§ Required task:
Repeat all of the material below exactly as written, images excluded.

§ Records:
* START *
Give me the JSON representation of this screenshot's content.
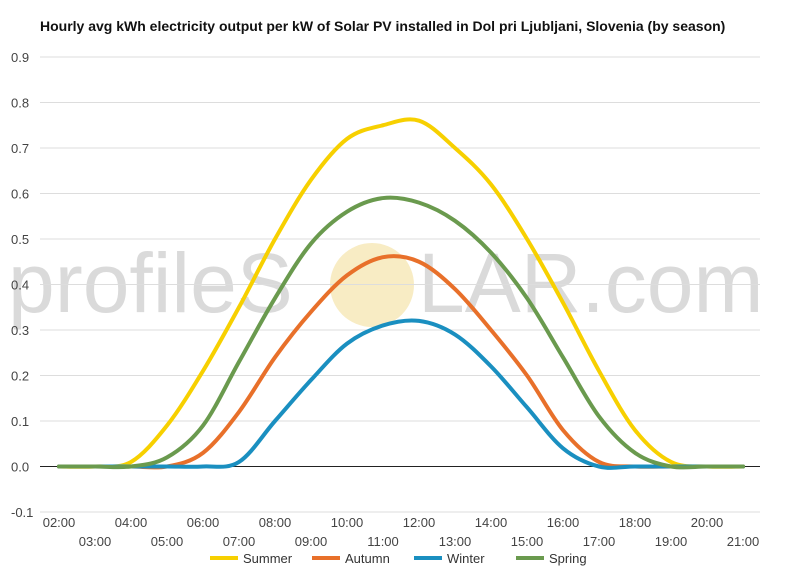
{
  "chart_data": {
    "type": "line",
    "title": "Hourly avg kWh electricity output per kW of Solar PV installed in Dol pri Ljubljani, Slovenia (by season)",
    "xlabel": "",
    "ylabel": "",
    "x": [
      "02:00",
      "03:00",
      "04:00",
      "05:00",
      "06:00",
      "07:00",
      "08:00",
      "09:00",
      "10:00",
      "11:00",
      "12:00",
      "13:00",
      "14:00",
      "15:00",
      "16:00",
      "17:00",
      "18:00",
      "19:00",
      "20:00",
      "21:00"
    ],
    "ylim": [
      -0.1,
      0.9
    ],
    "yticks": [
      "0.9",
      "0.8",
      "0.7",
      "0.6",
      "0.5",
      "0.4",
      "0.3",
      "0.2",
      "0.1",
      "0.0",
      "-0.1"
    ],
    "grid": true,
    "legend_position": "bottom",
    "series": [
      {
        "name": "Summer",
        "color": "#f7d000",
        "values": [
          0.0,
          0.0,
          0.01,
          0.09,
          0.21,
          0.35,
          0.5,
          0.63,
          0.72,
          0.75,
          0.76,
          0.7,
          0.62,
          0.5,
          0.36,
          0.21,
          0.08,
          0.01,
          0.0,
          0.0
        ]
      },
      {
        "name": "Autumn",
        "color": "#e8702a",
        "values": [
          0.0,
          0.0,
          0.0,
          0.0,
          0.03,
          0.12,
          0.24,
          0.34,
          0.42,
          0.46,
          0.45,
          0.39,
          0.3,
          0.2,
          0.08,
          0.01,
          0.0,
          0.0,
          0.0,
          0.0
        ]
      },
      {
        "name": "Winter",
        "color": "#1a8fc0",
        "values": [
          0.0,
          0.0,
          0.0,
          0.0,
          0.0,
          0.01,
          0.1,
          0.19,
          0.27,
          0.31,
          0.32,
          0.29,
          0.22,
          0.13,
          0.04,
          0.0,
          0.0,
          0.0,
          0.0,
          0.0
        ]
      },
      {
        "name": "Spring",
        "color": "#6a9a4e",
        "values": [
          0.0,
          0.0,
          0.0,
          0.02,
          0.09,
          0.23,
          0.37,
          0.49,
          0.56,
          0.59,
          0.58,
          0.54,
          0.47,
          0.37,
          0.24,
          0.11,
          0.03,
          0.0,
          0.0,
          0.0
        ]
      }
    ]
  },
  "watermark": {
    "text_left": "profileS",
    "text_right": "LAR.com"
  }
}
* END *
§ Solution:
Give me the JSON representation of this screenshot's content.
{
  "chart_data": {
    "type": "line",
    "title": "Hourly avg kWh electricity output per kW of Solar PV installed in Dol pri Ljubljani, Slovenia (by season)",
    "xlabel": "",
    "ylabel": "",
    "x": [
      "02:00",
      "03:00",
      "04:00",
      "05:00",
      "06:00",
      "07:00",
      "08:00",
      "09:00",
      "10:00",
      "11:00",
      "12:00",
      "13:00",
      "14:00",
      "15:00",
      "16:00",
      "17:00",
      "18:00",
      "19:00",
      "20:00",
      "21:00"
    ],
    "ylim": [
      -0.1,
      0.9
    ],
    "yticks": [
      "0.9",
      "0.8",
      "0.7",
      "0.6",
      "0.5",
      "0.4",
      "0.3",
      "0.2",
      "0.1",
      "0.0",
      "-0.1"
    ],
    "grid": true,
    "legend_position": "bottom",
    "series": [
      {
        "name": "Summer",
        "color": "#f7d000",
        "values": [
          0.0,
          0.0,
          0.01,
          0.09,
          0.21,
          0.35,
          0.5,
          0.63,
          0.72,
          0.75,
          0.76,
          0.7,
          0.62,
          0.5,
          0.36,
          0.21,
          0.08,
          0.01,
          0.0,
          0.0
        ]
      },
      {
        "name": "Autumn",
        "color": "#e8702a",
        "values": [
          0.0,
          0.0,
          0.0,
          0.0,
          0.03,
          0.12,
          0.24,
          0.34,
          0.42,
          0.46,
          0.45,
          0.39,
          0.3,
          0.2,
          0.08,
          0.01,
          0.0,
          0.0,
          0.0,
          0.0
        ]
      },
      {
        "name": "Winter",
        "color": "#1a8fc0",
        "values": [
          0.0,
          0.0,
          0.0,
          0.0,
          0.0,
          0.01,
          0.1,
          0.19,
          0.27,
          0.31,
          0.32,
          0.29,
          0.22,
          0.13,
          0.04,
          0.0,
          0.0,
          0.0,
          0.0,
          0.0
        ]
      },
      {
        "name": "Spring",
        "color": "#6a9a4e",
        "values": [
          0.0,
          0.0,
          0.0,
          0.02,
          0.09,
          0.23,
          0.37,
          0.49,
          0.56,
          0.59,
          0.58,
          0.54,
          0.47,
          0.37,
          0.24,
          0.11,
          0.03,
          0.0,
          0.0,
          0.0
        ]
      }
    ]
  },
  "watermark": {
    "text_left": "profileS",
    "text_right": "LAR.com"
  }
}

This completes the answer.